BEGIN

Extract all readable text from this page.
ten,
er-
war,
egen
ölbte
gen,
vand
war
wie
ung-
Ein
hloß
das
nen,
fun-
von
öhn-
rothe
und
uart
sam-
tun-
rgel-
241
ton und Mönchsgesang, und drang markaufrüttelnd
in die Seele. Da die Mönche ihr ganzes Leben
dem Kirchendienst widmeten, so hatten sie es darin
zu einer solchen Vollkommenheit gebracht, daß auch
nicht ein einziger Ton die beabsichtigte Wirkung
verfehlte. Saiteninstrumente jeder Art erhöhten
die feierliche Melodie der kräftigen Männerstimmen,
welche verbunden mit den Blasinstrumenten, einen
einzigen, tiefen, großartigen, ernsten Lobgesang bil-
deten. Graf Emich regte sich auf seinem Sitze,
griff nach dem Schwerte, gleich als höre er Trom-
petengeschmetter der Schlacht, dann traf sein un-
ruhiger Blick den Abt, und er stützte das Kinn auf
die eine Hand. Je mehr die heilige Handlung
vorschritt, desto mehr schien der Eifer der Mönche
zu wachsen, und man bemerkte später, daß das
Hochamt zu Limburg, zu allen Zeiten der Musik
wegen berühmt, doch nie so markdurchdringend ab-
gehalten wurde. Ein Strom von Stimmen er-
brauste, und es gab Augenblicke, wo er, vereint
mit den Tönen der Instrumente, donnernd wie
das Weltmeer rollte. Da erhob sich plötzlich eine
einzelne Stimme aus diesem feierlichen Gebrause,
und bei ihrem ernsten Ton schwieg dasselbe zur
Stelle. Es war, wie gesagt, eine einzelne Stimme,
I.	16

END

## Required task
Your answer should be only the number of lines that hold the word "einzelne".

## Result of this task
2